## What the task requires
Please give the data below again in full, exactly as it stands.

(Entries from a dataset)
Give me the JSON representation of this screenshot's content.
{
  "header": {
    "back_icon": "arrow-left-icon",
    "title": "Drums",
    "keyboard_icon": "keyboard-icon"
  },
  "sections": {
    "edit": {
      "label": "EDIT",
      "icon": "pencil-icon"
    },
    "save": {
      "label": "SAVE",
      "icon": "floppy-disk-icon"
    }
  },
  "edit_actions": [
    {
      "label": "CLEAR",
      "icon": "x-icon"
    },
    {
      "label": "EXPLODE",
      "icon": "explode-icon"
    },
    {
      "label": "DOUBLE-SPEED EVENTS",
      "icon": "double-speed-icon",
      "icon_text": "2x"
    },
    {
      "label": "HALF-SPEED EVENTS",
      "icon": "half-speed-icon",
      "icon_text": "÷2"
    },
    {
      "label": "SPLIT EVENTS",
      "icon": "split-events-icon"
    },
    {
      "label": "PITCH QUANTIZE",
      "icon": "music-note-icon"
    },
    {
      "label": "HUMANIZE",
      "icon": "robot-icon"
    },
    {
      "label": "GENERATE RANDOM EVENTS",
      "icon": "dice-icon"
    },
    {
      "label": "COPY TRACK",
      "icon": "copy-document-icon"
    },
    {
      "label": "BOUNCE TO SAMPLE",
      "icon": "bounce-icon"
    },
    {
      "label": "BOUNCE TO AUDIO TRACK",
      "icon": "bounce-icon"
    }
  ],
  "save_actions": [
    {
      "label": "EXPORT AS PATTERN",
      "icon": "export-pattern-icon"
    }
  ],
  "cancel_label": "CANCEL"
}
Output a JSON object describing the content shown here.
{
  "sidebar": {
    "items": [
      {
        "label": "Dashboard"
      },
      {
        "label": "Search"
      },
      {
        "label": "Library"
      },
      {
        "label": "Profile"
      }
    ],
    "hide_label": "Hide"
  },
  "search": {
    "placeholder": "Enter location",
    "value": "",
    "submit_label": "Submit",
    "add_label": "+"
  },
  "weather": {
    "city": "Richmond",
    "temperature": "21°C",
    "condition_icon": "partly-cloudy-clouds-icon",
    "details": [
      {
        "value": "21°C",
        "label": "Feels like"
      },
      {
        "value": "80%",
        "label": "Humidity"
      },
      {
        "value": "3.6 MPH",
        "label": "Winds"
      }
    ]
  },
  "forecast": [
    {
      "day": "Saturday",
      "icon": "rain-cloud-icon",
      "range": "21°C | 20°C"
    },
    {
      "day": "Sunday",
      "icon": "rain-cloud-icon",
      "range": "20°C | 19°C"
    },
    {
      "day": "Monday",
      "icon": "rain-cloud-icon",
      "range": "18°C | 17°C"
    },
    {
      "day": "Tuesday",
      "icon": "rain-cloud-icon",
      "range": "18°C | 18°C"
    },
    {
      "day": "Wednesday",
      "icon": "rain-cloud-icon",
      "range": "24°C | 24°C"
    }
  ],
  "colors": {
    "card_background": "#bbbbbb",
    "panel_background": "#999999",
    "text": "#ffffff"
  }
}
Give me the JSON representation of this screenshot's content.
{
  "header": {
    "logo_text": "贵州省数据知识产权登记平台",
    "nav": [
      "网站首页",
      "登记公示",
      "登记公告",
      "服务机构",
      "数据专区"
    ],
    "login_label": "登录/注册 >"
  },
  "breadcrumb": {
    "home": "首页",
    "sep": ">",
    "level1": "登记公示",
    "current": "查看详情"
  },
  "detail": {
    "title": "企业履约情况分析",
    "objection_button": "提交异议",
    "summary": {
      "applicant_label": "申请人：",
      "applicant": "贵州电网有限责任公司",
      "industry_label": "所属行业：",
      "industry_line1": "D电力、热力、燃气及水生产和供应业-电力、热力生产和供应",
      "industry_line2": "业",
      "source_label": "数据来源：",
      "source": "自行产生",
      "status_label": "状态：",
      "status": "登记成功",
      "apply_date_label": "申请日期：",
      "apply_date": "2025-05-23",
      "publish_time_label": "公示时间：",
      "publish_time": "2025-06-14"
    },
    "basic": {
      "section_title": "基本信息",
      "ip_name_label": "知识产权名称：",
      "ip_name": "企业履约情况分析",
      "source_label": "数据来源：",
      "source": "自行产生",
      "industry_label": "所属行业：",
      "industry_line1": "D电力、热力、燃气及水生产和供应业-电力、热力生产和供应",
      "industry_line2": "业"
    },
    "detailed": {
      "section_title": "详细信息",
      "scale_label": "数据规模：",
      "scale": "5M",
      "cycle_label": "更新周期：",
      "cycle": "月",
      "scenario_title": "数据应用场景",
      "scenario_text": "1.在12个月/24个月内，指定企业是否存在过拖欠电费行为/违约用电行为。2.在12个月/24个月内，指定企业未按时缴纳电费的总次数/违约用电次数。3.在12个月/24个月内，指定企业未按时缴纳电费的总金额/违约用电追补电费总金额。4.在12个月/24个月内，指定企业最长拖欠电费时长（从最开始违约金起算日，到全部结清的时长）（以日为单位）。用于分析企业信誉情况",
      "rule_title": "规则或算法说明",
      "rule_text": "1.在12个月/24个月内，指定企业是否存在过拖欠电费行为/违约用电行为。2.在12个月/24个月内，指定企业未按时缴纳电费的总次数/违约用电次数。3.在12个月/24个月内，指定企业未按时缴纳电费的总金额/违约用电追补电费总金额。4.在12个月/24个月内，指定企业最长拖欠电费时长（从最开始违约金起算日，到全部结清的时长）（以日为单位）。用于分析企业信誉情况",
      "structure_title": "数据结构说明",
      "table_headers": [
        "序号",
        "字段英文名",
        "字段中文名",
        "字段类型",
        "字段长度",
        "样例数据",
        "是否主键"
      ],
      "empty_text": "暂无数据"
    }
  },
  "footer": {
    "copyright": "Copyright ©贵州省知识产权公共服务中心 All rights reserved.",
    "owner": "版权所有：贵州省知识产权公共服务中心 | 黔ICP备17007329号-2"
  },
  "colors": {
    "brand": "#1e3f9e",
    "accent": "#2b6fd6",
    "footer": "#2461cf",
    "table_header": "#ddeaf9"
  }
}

## In response
Give me the JSON representation of this screenshot's content.
{
  "header": {
    "back_icon": "arrow-left-icon",
    "title": "Drums",
    "keyboard_icon": "keyboard-icon"
  },
  "sections": {
    "edit": {
      "label": "EDIT",
      "icon": "pencil-icon"
    },
    "save": {
      "label": "SAVE",
      "icon": "floppy-disk-icon"
    }
  },
  "edit_actions": [
    {
      "label": "CLEAR",
      "icon": "x-icon"
    },
    {
      "label": "EXPLODE",
      "icon": "explode-icon"
    },
    {
      "label": "DOUBLE-SPEED EVENTS",
      "icon": "double-speed-icon",
      "icon_text": "2x"
    },
    {
      "label": "HALF-SPEED EVENTS",
      "icon": "half-speed-icon",
      "icon_text": "÷2"
    },
    {
      "label": "SPLIT EVENTS",
      "icon": "split-events-icon"
    },
    {
      "label": "PITCH QUANTIZE",
      "icon": "music-note-icon"
    },
    {
      "label": "HUMANIZE",
      "icon": "robot-icon"
    },
    {
      "label": "GENERATE RANDOM EVENTS",
      "icon": "dice-icon"
    },
    {
      "label": "COPY TRACK",
      "icon": "copy-document-icon"
    },
    {
      "label": "BOUNCE TO SAMPLE",
      "icon": "bounce-icon"
    },
    {
      "label": "BOUNCE TO AUDIO TRACK",
      "icon": "bounce-icon"
    }
  ],
  "save_actions": [
    {
      "label": "EXPORT AS PATTERN",
      "icon": "export-pattern-icon"
    }
  ],
  "cancel_label": "CANCEL"
}
Output a JSON object describing the content shown here.
{
  "sidebar": {
    "items": [
      {
        "label": "Dashboard"
      },
      {
        "label": "Search"
      },
      {
        "label": "Library"
      },
      {
        "label": "Profile"
      }
    ],
    "hide_label": "Hide"
  },
  "search": {
    "placeholder": "Enter location",
    "value": "",
    "submit_label": "Submit",
    "add_label": "+"
  },
  "weather": {
    "city": "Richmond",
    "temperature": "21°C",
    "condition_icon": "partly-cloudy-clouds-icon",
    "details": [
      {
        "value": "21°C",
        "label": "Feels like"
      },
      {
        "value": "80%",
        "label": "Humidity"
      },
      {
        "value": "3.6 MPH",
        "label": "Winds"
      }
    ]
  },
  "forecast": [
    {
      "day": "Saturday",
      "icon": "rain-cloud-icon",
      "range": "21°C | 20°C"
    },
    {
      "day": "Sunday",
      "icon": "rain-cloud-icon",
      "range": "20°C | 19°C"
    },
    {
      "day": "Monday",
      "icon": "rain-cloud-icon",
      "range": "18°C | 17°C"
    },
    {
      "day": "Tuesday",
      "icon": "rain-cloud-icon",
      "range": "18°C | 18°C"
    },
    {
      "day": "Wednesday",
      "icon": "rain-cloud-icon",
      "range": "24°C | 24°C"
    }
  ],
  "colors": {
    "card_background": "#bbbbbb",
    "panel_background": "#999999",
    "text": "#ffffff"
  }
}
Give me the JSON representation of this screenshot's content.
{
  "header": {
    "logo_text": "贵州省数据知识产权登记平台",
    "nav": [
      "网站首页",
      "登记公示",
      "登记公告",
      "服务机构",
      "数据专区"
    ],
    "login_label": "登录/注册 >"
  },
  "breadcrumb": {
    "home": "首页",
    "sep": ">",
    "level1": "登记公示",
    "current": "查看详情"
  },
  "detail": {
    "title": "企业履约情况分析",
    "objection_button": "提交异议",
    "summary": {
      "applicant_label": "申请人：",
      "applicant": "贵州电网有限责任公司",
      "industry_label": "所属行业：",
      "industry_line1": "D电力、热力、燃气及水生产和供应业-电力、热力生产和供应",
      "industry_line2": "业",
      "source_label": "数据来源：",
      "source": "自行产生",
      "status_label": "状态：",
      "status": "登记成功",
      "apply_date_label": "申请日期：",
      "apply_date": "2025-05-23",
      "publish_time_label": "公示时间：",
      "publish_time": "2025-06-14"
    },
    "basic": {
      "section_title": "基本信息",
      "ip_name_label": "知识产权名称：",
      "ip_name": "企业履约情况分析",
      "source_label": "数据来源：",
      "source": "自行产生",
      "industry_label": "所属行业：",
      "industry_line1": "D电力、热力、燃气及水生产和供应业-电力、热力生产和供应",
      "industry_line2": "业"
    },
    "detailed": {
      "section_title": "详细信息",
      "scale_label": "数据规模：",
      "scale": "5M",
      "cycle_label": "更新周期：",
      "cycle": "月",
      "scenario_title": "数据应用场景",
      "scenario_text": "1.在12个月/24个月内，指定企业是否存在过拖欠电费行为/违约用电行为。2.在12个月/24个月内，指定企业未按时缴纳电费的总次数/违约用电次数。3.在12个月/24个月内，指定企业未按时缴纳电费的总金额/违约用电追补电费总金额。4.在12个月/24个月内，指定企业最长拖欠电费时长（从最开始违约金起算日，到全部结清的时长）（以日为单位）。用于分析企业信誉情况",
      "rule_title": "规则或算法说明",
      "rule_text": "1.在12个月/24个月内，指定企业是否存在过拖欠电费行为/违约用电行为。2.在12个月/24个月内，指定企业未按时缴纳电费的总次数/违约用电次数。3.在12个月/24个月内，指定企业未按时缴纳电费的总金额/违约用电追补电费总金额。4.在12个月/24个月内，指定企业最长拖欠电费时长（从最开始违约金起算日，到全部结清的时长）（以日为单位）。用于分析企业信誉情况",
      "structure_title": "数据结构说明",
      "table_headers": [
        "序号",
        "字段英文名",
        "字段中文名",
        "字段类型",
        "字段长度",
        "样例数据",
        "是否主键"
      ],
      "empty_text": "暂无数据"
    }
  },
  "footer": {
    "copyright": "Copyright ©贵州省知识产权公共服务中心 All rights reserved.",
    "owner": "版权所有：贵州省知识产权公共服务中心 | 黔ICP备17007329号-2"
  },
  "colors": {
    "brand": "#1e3f9e",
    "accent": "#2b6fd6",
    "footer": "#2461cf",
    "table_header": "#ddeaf9"
  }
}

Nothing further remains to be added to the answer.